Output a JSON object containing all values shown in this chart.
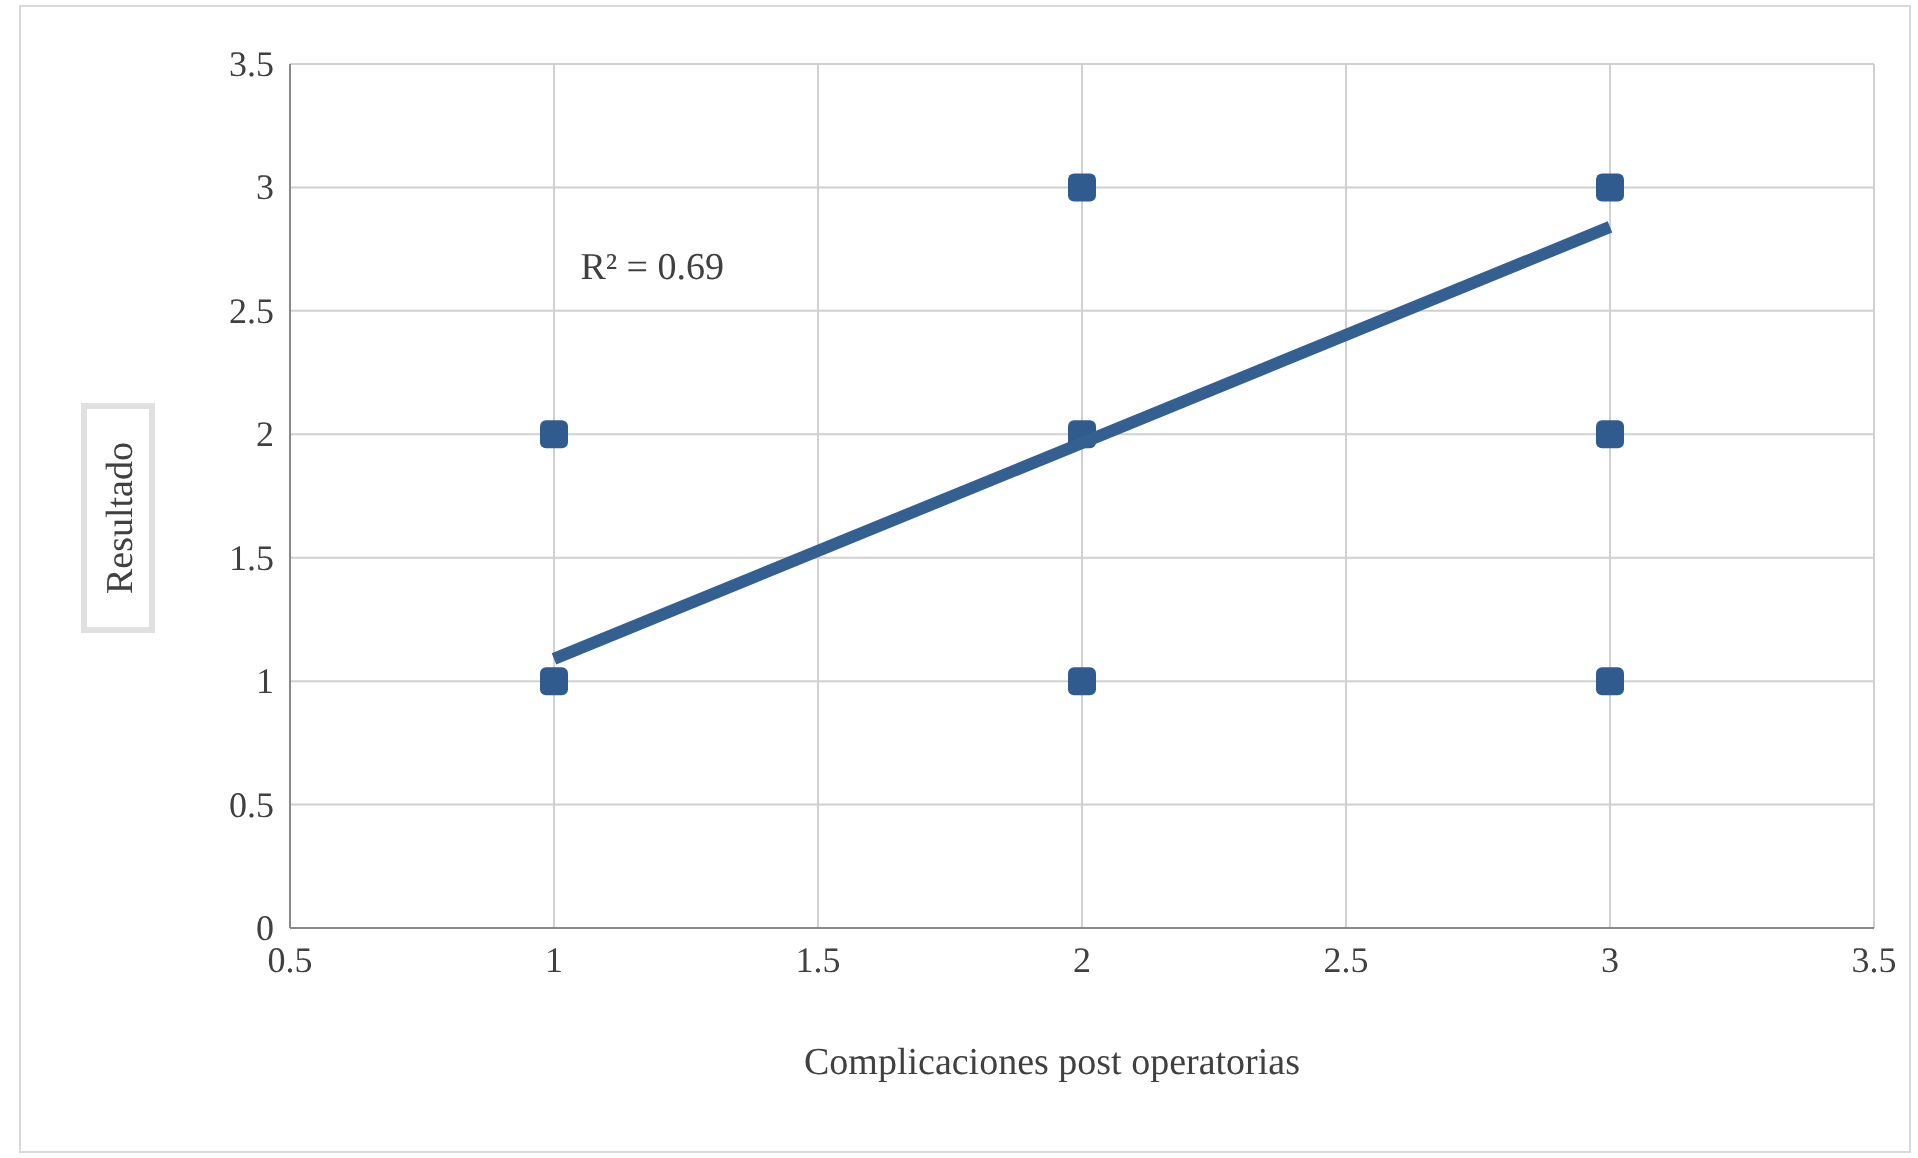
{
  "chart_data": {
    "type": "scatter",
    "xlabel": "Complicaciones post operatorias",
    "ylabel": "Resultado",
    "xlim": [
      0.5,
      3.5
    ],
    "xticks": [
      0.5,
      1,
      1.5,
      2,
      2.5,
      3,
      3.5
    ],
    "ylim": [
      0,
      3.5
    ],
    "yticks": [
      0,
      0.5,
      1,
      1.5,
      2,
      2.5,
      3,
      3.5
    ],
    "grid": true,
    "series": [
      {
        "marker": "square",
        "color": "#2f5b8f",
        "x": [
          1,
          1,
          2,
          2,
          2,
          3,
          3,
          3
        ],
        "values": [
          1,
          2,
          1,
          2,
          3,
          1,
          2,
          3
        ]
      },
      {
        "type": "line",
        "marker": "none",
        "color": "#345f91",
        "x": [
          1,
          3
        ],
        "values": [
          1.09,
          2.84
        ]
      }
    ],
    "annotations": [
      "R² = 0.69"
    ]
  }
}
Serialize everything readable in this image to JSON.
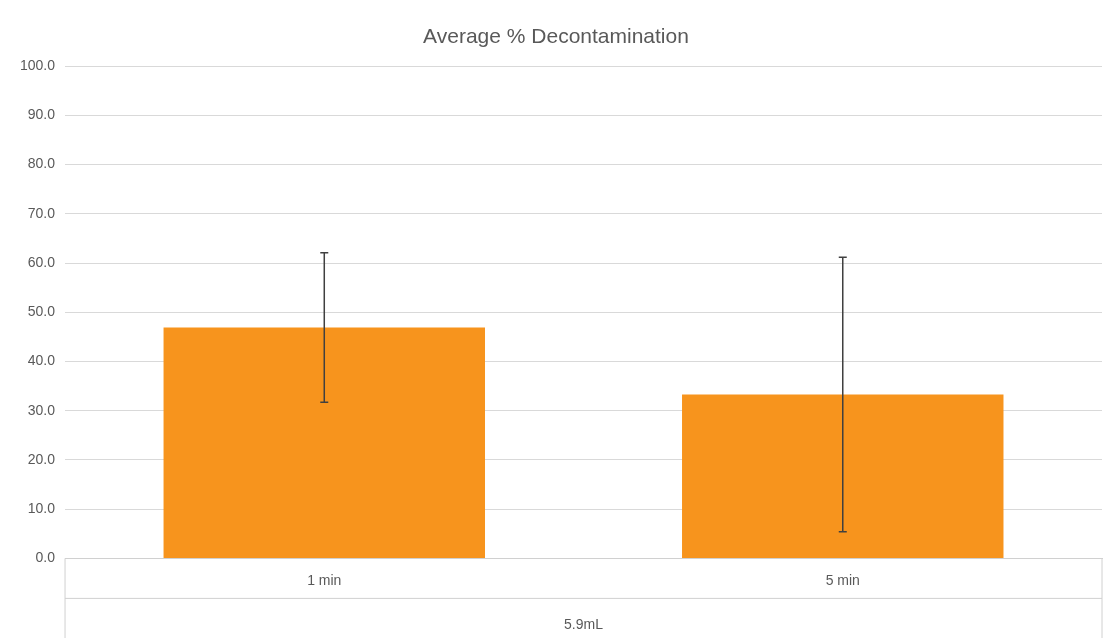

# Short exercise
Copy out the entries verbatim and leave the images out.

# Output of the exercise
Output a JSON object containing all values shown in this chart.
{
  "chart_data": {
    "type": "scatter",
    "xlabel": "Complicaciones post operatorias",
    "ylabel": "Resultado",
    "xlim": [
      0.5,
      3.5
    ],
    "xticks": [
      0.5,
      1,
      1.5,
      2,
      2.5,
      3,
      3.5
    ],
    "ylim": [
      0,
      3.5
    ],
    "yticks": [
      0,
      0.5,
      1,
      1.5,
      2,
      2.5,
      3,
      3.5
    ],
    "grid": true,
    "series": [
      {
        "marker": "square",
        "color": "#2f5b8f",
        "x": [
          1,
          1,
          2,
          2,
          2,
          3,
          3,
          3
        ],
        "values": [
          1,
          2,
          1,
          2,
          3,
          1,
          2,
          3
        ]
      },
      {
        "type": "line",
        "marker": "none",
        "color": "#345f91",
        "x": [
          1,
          3
        ],
        "values": [
          1.09,
          2.84
        ]
      }
    ],
    "annotations": [
      "R² = 0.69"
    ]
  }
}
Serialize everything readable in this image to JSON.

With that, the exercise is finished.